__Set exercise A__
Arrange the records as a Markdown table with the columns "Row" and "Record Line", one row per line and blank lines left out. Begin at the first line of the records and stop after the line that contains "series-point <box>427 245 430 247</box>".

__Document__
I have found something to add to the long list of injustices and ruthless mistreatment that I have suffered at the hands of my parents. For a long time, I was deeply angry that I was the eldest. Whereas most teenagers yell at their parents, ‘I never asked to be born,’ I personally screamed, ‘I never asked to be born first’.

Being born first is the pits. Your siblings spend their entire childhoods being slower and stupider and more boring to play with than you, and then suddenly spring up and show you up by beating all your academic and sporting records. ‘It is well known,’ I remember telling my little sister, as she smashed my 400m record.

‘That it is much, much harder to set the pace than to overtake it.’ Unfortunately, despite my years of campaigning, there is still no prize for “setting a now-beaten record in more difficult circumstances”.

Being the eldest means you are always the one tasked with coming up with interesting games and then, as reward for your effort and ingenuity, admonished by your parents for being ‘the ringmaster’.

‘But if we weren’t here, who would you have to play with?’ My little sister often asked me. ‘No,’ I explained crossly. ‘You should still be here. Just I should be in the middle.’ ‘I’m in the middle,’ My little sister replied sadly. ‘Mum forgot my birthday last year.’

‘OK,’ I said thoughtfully. ‘Maybe I don’t want to be the middle child. The youngest. That’s a great gig.’

‘I’m not sure, you know,’ My little sister replied. ‘We exclude our little brother pretty consistently. Plus, you spend your entire childhood being worse than your siblings at everything, just because you’re littler.’

‘Another excellent point,’ I mused. ‘Perhaps being the eldest is the best.’ My little sister, entirely uninterested in this conversation, wandered off to make a sandwich. An hour later, I accosted her in her room. ‘I’ve got it,’ I yelled happily. ‘I need a twin.’ ‘But what if your twin was better than you? Then you wouldn’t even be able to claim your imaginary “difficult circumstances” prize.’ ‘I wasn’t finished,’ I said quickly. ‘I need a twin, who is slightly worse than me at everything. Now, let’s go ask Mum and Dad why I didn’t get one.’

__Material for the task__
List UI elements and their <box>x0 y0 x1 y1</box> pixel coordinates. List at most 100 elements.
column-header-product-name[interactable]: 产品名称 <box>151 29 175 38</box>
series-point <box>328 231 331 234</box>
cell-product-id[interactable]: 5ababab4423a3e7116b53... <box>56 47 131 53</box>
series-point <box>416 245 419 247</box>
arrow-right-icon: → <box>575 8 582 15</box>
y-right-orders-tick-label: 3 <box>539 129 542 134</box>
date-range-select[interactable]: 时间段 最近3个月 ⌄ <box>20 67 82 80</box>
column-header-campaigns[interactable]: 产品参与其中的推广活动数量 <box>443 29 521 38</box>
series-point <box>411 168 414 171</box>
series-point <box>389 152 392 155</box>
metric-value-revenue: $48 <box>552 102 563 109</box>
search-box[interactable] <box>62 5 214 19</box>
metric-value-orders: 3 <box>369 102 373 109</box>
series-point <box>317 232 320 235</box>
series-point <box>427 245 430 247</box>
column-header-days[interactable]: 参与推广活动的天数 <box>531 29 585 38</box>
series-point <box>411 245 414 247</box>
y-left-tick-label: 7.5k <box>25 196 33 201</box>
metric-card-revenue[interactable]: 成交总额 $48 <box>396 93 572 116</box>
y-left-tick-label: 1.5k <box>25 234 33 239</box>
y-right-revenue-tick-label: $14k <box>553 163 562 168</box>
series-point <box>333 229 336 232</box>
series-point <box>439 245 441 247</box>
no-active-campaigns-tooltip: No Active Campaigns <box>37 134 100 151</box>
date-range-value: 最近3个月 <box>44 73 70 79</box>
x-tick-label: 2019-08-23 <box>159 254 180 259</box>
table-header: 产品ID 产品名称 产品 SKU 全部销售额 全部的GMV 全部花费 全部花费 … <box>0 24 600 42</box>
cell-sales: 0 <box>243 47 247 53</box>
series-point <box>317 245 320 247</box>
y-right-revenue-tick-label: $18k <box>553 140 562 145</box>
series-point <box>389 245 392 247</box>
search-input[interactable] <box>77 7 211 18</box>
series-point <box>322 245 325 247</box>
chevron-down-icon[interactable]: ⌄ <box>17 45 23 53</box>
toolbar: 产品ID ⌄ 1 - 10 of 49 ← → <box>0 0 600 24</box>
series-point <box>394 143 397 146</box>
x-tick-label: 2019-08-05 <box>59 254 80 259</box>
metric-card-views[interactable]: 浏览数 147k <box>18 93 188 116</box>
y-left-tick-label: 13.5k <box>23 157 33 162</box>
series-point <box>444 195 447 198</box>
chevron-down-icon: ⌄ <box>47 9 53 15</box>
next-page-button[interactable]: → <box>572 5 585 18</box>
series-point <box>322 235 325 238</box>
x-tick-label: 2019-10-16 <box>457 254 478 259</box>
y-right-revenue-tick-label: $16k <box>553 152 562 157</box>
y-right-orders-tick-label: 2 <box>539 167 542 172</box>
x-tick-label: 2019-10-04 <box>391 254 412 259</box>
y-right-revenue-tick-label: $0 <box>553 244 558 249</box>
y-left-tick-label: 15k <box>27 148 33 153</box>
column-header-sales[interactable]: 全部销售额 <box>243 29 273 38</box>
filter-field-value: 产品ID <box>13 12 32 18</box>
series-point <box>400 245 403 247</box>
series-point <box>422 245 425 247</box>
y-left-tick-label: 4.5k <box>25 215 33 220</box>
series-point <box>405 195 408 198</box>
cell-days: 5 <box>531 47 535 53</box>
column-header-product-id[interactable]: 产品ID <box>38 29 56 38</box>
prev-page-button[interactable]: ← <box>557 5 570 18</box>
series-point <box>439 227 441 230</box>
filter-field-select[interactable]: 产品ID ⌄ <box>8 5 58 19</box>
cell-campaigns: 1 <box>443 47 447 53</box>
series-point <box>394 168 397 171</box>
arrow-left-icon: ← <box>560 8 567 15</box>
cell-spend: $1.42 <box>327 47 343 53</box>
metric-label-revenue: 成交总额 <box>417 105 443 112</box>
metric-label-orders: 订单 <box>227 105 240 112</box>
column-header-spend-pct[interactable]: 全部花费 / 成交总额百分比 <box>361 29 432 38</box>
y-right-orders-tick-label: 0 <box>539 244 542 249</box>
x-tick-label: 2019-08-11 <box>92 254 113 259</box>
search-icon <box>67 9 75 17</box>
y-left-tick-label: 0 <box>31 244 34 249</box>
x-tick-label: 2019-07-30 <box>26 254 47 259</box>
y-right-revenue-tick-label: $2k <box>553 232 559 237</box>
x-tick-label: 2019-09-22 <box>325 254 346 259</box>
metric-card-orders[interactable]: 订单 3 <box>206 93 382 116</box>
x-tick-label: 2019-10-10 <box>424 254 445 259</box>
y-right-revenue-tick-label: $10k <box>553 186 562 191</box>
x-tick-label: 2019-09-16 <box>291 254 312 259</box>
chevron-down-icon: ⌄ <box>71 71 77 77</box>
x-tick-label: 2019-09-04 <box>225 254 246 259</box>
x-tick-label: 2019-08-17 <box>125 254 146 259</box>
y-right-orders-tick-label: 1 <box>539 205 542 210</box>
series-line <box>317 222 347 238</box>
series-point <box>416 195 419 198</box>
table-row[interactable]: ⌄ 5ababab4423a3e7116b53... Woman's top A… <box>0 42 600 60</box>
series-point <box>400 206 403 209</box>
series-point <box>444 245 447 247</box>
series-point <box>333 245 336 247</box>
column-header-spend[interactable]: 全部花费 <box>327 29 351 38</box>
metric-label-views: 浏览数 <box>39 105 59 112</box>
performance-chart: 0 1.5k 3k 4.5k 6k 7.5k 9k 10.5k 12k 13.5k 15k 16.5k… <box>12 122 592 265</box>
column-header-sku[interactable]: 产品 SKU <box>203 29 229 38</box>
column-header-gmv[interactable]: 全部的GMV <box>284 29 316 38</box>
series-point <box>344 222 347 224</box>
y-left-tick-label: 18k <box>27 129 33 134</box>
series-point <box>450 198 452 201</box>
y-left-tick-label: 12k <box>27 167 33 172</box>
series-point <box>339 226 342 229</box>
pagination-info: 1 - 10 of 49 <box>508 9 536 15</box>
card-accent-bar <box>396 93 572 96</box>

__Set exercise B__
Reproduce word for word the passage of the essay on being the eldest child that begins at the words "I have found" and stops after the words "be born first’.".

__Result A__
| Row | Record Line |
|---|---|
| 1 | List UI elements and their <box>x0 y0 x1 y1</box> pixel coordinates. List at most 100 elements. |
| 2 | column-header-product-name[interactable]: 产品名称 <box>151 29 175 38</box> |
| 3 | series-point <box>328 231 331 234</box> |
| 4 | cell-product-id[interactable]: 5ababab4423a3e7116b53... <box>56 47 131 53</box> |
| 5 | series-point <box>416 245 419 247</box> |
| 6 | arrow-right-icon: → <box>575 8 582 15</box> |
| 7 | y-right-orders-tick-label: 3 <box>539 129 542 134</box> |
| 8 | date-range-select[interactable]: 时间段 最近3个月 ⌄ <box>20 67 82 80</box> |
| 9 | column-header-campaigns[interactable]: 产品参与其中的推广活动数量 <box>443 29 521 38</box> |
| 10 | series-point <box>411 168 414 171</box> |
| 11 | series-point <box>389 152 392 155</box> |
| 12 | metric-value-revenue: $48 <box>552 102 563 109</box> |
| 13 | search-box[interactable] <box>62 5 214 19</box> |
| 14 | metric-value-orders: 3 <box>369 102 373 109</box> |
| 15 | series-point <box>317 232 320 235</box> |
| 16 | series-point <box>427 245 430 247</box> |

__Result B__
I have found something to add to the long list of injustices and ruthless mistreatment that I have suffered at the hands of my parents. For a long time, I was deeply angry that I was the eldest. Whereas most teenagers yell at their parents, ‘I never asked to be born,’ I personally screamed, ‘I never asked to be born first’.